## Page extract
--------------------------------

WWE tag team legends The Hart Foundation
The WWE Hall of Fame Has Other Options
by Eric E. Jenkins
In professional wrestling, when a gimmick or story line overstays its welcome, the promoters will pull the plug on it and move on to something else. Based on this year’s list of inductees, the WWE Hall of Fame might have run its course as well.
To begin, I have no problem with Gorgeous George, Stu Hart, Antonio Inoki or Mad Dog Vachon being inducted, because they have all had great careers, but none of these men have ties to WWE. I also do not have a problem with Wendi Richter, because it shows that Vince can forgive and forget, but she is truly not worthy of the Hall of Fame. In truth, the WWE Hall of Fame inductees should either have some tie to WWE or have had Hall of Fame careers, and while each member of this year’s class either fulfills one or the other of these requirements, there are some who fulfill both, are not on the outs with Vince and have not yet been included in the hall.
It has been said that Vince McMahon does not wish to do too many posthumous inductions into the Hall of Fame, but this year, there will be two, including one who died nearly fifty years ago. However, if you include one posthumous induction per year, over the next two years, there are still plenty of individuals who deserve consideration, and one simply has to look through the results of the firs 25 Wrestlemanias to find them.
Many of the stars of the first 25 Wrestlemanias are still alive, and there are some, men like Jake “The Snake” Roberts, Brutus Beefcake, Demolition, Rick Martel and “The Doctor of Style” Slick are still alive and are memorable contributors to what WWE has become. Even more significant than the previously mentioned “stars” were some of the gentlemen who, in the days when the WWF aired televised matches that were designed to promote interest in these “stars”, made said “stars” appear to be larger than life.

--------------------------------

## The problem
Write the next part of the opinion piece on WWE Hall of Fame inductees, picking up right after its final sentence.

--------------------------------

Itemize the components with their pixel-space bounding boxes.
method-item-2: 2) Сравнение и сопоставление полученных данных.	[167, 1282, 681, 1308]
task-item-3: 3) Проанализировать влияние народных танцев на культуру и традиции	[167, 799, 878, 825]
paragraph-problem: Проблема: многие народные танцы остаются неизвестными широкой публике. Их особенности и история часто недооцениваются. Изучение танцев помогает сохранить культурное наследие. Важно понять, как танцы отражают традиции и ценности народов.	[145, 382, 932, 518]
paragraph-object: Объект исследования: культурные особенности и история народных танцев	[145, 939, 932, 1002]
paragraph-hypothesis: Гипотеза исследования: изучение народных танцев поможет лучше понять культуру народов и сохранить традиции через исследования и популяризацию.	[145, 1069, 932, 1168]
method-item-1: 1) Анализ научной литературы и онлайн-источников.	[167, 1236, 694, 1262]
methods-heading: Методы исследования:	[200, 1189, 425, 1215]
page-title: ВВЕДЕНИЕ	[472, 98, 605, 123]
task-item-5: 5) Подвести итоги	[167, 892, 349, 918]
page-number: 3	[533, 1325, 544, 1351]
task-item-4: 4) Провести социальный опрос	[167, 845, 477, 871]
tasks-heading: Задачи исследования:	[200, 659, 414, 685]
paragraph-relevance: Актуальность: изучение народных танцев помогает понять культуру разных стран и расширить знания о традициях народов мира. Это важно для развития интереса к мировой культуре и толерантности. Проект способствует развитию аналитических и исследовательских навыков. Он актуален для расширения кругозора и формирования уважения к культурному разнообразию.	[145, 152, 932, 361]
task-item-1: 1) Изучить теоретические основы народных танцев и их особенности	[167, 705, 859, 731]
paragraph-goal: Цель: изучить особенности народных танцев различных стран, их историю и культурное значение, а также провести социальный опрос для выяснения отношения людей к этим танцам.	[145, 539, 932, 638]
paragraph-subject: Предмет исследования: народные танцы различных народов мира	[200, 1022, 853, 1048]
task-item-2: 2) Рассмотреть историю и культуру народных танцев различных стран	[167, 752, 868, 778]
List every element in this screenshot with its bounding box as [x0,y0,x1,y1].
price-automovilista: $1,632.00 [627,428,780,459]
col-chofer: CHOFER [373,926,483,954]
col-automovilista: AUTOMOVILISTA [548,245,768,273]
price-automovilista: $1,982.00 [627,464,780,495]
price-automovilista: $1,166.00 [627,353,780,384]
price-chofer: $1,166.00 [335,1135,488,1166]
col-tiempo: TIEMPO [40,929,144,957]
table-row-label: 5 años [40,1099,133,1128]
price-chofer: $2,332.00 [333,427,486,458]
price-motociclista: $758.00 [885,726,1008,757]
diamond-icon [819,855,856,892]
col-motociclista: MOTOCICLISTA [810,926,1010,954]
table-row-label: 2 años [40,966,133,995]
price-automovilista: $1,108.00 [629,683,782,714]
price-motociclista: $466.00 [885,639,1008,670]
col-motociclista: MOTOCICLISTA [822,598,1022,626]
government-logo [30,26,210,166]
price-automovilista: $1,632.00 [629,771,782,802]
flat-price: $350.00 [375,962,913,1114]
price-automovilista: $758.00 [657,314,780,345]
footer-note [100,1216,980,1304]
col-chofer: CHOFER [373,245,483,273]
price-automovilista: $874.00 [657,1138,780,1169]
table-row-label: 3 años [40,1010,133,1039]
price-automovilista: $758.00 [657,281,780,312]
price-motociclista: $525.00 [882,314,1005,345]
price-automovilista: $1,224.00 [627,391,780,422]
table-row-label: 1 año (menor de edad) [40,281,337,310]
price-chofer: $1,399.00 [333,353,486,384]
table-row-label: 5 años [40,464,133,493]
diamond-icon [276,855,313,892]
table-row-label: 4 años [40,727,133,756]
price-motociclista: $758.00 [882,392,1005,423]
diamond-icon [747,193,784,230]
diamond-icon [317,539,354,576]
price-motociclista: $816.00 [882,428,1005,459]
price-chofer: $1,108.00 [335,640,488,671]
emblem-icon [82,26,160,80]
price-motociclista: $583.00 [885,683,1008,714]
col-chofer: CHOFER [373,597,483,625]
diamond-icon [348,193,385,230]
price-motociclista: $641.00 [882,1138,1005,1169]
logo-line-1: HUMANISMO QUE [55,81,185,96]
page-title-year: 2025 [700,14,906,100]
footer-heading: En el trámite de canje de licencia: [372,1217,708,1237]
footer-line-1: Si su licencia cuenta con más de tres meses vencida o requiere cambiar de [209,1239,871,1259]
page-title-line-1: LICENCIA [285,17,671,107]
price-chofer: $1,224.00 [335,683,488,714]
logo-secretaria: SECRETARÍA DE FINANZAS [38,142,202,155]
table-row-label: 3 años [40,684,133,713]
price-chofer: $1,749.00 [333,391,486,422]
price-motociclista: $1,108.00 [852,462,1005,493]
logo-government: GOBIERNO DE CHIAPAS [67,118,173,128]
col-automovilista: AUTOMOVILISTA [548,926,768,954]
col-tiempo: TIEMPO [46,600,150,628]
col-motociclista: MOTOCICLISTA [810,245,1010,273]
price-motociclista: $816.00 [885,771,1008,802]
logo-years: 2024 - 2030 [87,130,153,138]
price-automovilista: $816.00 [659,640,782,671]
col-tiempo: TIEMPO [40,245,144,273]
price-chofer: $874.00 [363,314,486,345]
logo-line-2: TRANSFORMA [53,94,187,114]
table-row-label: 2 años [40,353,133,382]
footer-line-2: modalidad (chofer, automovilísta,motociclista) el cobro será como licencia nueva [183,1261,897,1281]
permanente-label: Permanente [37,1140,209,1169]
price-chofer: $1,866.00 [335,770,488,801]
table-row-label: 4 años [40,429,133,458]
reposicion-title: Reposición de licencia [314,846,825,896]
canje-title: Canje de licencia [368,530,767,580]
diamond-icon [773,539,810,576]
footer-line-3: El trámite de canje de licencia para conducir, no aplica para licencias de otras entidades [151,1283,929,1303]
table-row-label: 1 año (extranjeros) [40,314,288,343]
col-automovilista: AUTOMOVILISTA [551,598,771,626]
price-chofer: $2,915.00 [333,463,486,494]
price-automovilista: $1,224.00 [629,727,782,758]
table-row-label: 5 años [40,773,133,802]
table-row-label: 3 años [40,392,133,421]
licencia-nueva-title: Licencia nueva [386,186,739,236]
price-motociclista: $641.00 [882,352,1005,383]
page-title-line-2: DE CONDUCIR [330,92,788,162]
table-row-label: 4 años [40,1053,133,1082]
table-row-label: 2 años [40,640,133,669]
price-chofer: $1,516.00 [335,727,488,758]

--------------------------------

## Expected answer
Conrad Efraim, the man known as Special Delivery Jones, was the tag team partner of Andre the Giant in the infamous match where Ken Patera and John Studd cut the Giant’s hair. S.D. Jones was the opponent when King Kong Bundy won his match at the inaugural Wrestlemania in 25 seconds, and S.D. Jones was one of the great “jobbers” in wrestling history. Jones, on the basis of his work for the WWF deserves to be inducted in the WWE Hall of Fame.
Perhaps even more deserving of induction than Jones is the man who came to be known as The Brooklyn Brawler and deserves induction into the WWE Hall of Fame; Steve Lombardi. Lombardi, throughout his entire career, has been a loyal and devoted soldier to the cause of the World Wrestling Federation and World Wrestling Entertainment. He was arguably one of the best known and most beloved enhancement talents in the federation, but more than that, he was the go-to guy when someone was needed in a pinch. His appearances as Doink the Clown when Matt Borne was unavailable went unknown to the fans. He also appeared as Kin Chee, accompanying Kamala to the ring. He faced, and was defeated by Dwayne Johnson in The Rock’s tryout match with the WWF. Once his wrestling career ended, he continued to work for WWE as an agent, and has been praised for his work. This man, perhaps more than most, deserves a spot in the WWE Hall of Fame.
If Vince wants to induct performers who left indelible marks on he wrestling business, then posthumous induction are in order for Owen Hart, Rick Rude and Rodney Anoa’i, the wrestler known as Yokozuna, deserve spots in the hall. These men have been remembered by their peers for their work in the ring as well as for their personalities and kindness outside the squared circle. Each man was a champion several times over, and each man has had memorable moments that will live on in the minds of wrestling fans forever.
Vince McMahon is the final voice regarding who gets inducted into the WWE Hall of Fame, but if he looks back at the federation’s history, he will find many individuals who are deserving of induction, and if any f these individuals are considered, he will not have to go to Japan or the 1930’s to find suitable candidates.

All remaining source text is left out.